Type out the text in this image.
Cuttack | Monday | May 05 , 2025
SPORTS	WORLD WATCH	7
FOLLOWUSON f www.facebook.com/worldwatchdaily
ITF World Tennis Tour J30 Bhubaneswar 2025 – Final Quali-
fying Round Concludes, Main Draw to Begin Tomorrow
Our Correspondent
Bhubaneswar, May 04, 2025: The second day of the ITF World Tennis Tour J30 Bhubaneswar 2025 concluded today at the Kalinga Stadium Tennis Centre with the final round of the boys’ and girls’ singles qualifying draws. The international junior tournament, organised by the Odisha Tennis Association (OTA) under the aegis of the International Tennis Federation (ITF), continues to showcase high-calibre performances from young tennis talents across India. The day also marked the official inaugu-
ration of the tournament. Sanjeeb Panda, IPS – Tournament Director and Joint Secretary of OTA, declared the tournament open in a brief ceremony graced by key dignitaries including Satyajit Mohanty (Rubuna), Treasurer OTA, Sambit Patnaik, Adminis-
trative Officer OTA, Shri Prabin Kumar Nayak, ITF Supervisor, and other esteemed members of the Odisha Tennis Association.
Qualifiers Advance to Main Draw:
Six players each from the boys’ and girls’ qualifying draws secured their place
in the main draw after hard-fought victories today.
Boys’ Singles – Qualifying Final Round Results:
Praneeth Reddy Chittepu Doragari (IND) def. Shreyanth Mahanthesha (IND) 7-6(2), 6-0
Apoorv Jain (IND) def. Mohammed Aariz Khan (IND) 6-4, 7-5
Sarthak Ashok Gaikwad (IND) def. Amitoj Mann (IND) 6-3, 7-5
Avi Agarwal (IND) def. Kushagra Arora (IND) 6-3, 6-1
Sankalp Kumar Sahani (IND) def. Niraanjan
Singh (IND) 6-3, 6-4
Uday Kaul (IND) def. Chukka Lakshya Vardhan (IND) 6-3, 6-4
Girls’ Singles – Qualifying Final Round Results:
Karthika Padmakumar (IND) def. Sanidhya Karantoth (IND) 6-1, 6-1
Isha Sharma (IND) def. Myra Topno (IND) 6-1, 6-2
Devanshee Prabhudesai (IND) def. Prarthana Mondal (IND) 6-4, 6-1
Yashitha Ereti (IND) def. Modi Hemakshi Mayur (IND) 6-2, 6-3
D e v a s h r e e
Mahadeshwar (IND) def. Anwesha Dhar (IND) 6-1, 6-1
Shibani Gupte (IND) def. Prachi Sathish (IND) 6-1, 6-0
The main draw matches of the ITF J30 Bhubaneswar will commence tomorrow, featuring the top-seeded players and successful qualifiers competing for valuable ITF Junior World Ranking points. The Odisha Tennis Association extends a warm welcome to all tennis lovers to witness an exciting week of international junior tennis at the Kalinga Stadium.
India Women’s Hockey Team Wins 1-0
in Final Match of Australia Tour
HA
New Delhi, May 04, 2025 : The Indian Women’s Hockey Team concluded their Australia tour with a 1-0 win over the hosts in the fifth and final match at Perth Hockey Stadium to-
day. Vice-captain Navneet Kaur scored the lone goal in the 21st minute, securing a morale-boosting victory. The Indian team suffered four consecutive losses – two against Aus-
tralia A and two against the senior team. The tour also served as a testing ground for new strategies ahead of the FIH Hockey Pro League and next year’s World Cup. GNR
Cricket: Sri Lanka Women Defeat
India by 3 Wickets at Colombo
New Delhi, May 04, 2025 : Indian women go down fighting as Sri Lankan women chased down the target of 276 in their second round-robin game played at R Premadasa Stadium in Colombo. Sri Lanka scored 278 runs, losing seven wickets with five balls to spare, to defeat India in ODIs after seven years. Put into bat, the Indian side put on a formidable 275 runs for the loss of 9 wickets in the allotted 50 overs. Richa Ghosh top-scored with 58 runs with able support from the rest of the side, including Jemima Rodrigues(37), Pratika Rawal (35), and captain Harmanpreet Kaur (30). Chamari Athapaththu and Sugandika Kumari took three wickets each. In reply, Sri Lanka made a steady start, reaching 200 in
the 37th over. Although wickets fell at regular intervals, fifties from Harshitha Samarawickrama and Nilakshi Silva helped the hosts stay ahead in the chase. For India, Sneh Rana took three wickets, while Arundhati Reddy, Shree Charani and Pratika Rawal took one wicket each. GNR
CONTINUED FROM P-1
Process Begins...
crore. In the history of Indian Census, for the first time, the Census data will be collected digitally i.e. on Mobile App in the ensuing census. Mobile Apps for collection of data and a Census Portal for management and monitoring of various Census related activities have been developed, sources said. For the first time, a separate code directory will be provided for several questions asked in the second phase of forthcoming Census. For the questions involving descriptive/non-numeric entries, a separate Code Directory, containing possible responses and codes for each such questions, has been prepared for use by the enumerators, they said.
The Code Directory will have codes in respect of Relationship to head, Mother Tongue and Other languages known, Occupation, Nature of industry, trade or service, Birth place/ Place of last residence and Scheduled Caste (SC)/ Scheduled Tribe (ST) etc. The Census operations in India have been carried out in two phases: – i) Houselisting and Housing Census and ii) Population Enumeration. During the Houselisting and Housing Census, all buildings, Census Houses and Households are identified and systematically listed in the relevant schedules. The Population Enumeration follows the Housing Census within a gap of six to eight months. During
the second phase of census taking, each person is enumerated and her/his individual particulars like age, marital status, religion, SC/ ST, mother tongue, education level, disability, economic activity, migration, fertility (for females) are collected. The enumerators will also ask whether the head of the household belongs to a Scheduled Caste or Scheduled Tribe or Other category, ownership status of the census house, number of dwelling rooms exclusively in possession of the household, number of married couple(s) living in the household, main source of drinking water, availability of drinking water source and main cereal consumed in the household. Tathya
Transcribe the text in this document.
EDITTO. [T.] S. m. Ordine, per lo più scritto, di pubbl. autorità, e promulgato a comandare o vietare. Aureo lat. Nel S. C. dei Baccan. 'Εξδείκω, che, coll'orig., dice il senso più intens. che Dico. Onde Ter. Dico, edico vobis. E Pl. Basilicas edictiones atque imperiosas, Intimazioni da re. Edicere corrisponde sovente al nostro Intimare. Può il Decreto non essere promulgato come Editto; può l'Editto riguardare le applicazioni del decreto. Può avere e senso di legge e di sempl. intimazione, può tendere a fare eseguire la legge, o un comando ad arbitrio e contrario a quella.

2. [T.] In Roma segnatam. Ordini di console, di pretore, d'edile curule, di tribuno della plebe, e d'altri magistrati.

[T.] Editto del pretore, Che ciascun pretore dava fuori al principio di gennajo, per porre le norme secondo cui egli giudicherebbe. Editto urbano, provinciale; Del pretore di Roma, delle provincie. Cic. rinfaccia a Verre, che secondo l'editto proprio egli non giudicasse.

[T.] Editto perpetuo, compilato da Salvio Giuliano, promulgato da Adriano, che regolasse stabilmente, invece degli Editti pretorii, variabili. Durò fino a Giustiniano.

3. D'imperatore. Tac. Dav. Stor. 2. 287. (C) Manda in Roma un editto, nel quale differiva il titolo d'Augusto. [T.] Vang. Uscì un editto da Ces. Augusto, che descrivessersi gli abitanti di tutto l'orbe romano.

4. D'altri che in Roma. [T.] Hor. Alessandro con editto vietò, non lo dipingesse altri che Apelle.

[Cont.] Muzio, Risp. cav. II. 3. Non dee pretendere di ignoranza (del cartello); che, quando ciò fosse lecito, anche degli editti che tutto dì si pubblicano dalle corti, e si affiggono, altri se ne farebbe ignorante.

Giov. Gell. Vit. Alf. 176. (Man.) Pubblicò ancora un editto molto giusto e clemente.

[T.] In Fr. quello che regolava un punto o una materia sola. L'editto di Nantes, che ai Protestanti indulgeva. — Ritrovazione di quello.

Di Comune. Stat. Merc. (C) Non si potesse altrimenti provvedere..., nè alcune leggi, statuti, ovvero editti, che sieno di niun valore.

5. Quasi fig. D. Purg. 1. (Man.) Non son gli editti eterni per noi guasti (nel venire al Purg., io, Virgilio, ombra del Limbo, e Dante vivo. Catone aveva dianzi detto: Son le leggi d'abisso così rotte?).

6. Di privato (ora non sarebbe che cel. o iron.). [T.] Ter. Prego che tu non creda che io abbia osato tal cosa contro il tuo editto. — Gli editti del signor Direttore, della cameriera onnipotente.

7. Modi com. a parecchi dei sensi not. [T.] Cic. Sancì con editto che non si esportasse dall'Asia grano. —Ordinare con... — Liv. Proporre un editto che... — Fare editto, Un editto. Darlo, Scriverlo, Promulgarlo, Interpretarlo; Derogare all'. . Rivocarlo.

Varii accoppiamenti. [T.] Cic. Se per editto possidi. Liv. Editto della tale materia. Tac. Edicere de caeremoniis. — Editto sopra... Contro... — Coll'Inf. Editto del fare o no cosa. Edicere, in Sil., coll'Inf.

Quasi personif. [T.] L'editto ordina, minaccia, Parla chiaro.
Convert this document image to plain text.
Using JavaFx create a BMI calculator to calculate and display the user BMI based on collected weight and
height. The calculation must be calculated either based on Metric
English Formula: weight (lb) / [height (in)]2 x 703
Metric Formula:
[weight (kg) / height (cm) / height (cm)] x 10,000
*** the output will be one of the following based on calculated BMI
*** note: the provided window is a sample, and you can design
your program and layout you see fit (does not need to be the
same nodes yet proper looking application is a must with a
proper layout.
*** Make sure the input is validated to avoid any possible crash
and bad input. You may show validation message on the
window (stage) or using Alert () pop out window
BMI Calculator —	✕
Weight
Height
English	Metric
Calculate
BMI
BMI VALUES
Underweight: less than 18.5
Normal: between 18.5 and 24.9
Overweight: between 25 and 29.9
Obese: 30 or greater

________________________________________

- **Objective**:
Whenever "enumerators" turns up in a line, pick that line out.

- **Correct response**:
crore. In the history of Indian Census, for the first time, the Census data will be collected digitally i.e. on Mobile App in the ensuing census. Mobile Apps for collection of data and a Census Portal for management and monitoring of various Census related activities have been developed, sources said. For the first time, a separate code directory will be provided for several questions asked in the second phase of forthcoming Census. For the questions involving descriptive/non-numeric entries, a separate Code Directory, containing possible responses and codes for each such questions, has been prepared for use by the enumerators, they said.
the second phase of census taking, each person is enumerated and her/his individual particulars like age, marital status, religion, SC/ ST, mother tongue, education level, disability, economic activity, migration, fertility (for females) are collected. The enumerators will also ask whether the head of the household belongs to a Scheduled Caste or Scheduled Tribe or Other category, ownership status of the census house, number of dwelling rooms exclusively in possession of the household, number of married couple(s) living in the household, main source of drinking water, availability of drinking water source and main cereal consumed in the household. Tathya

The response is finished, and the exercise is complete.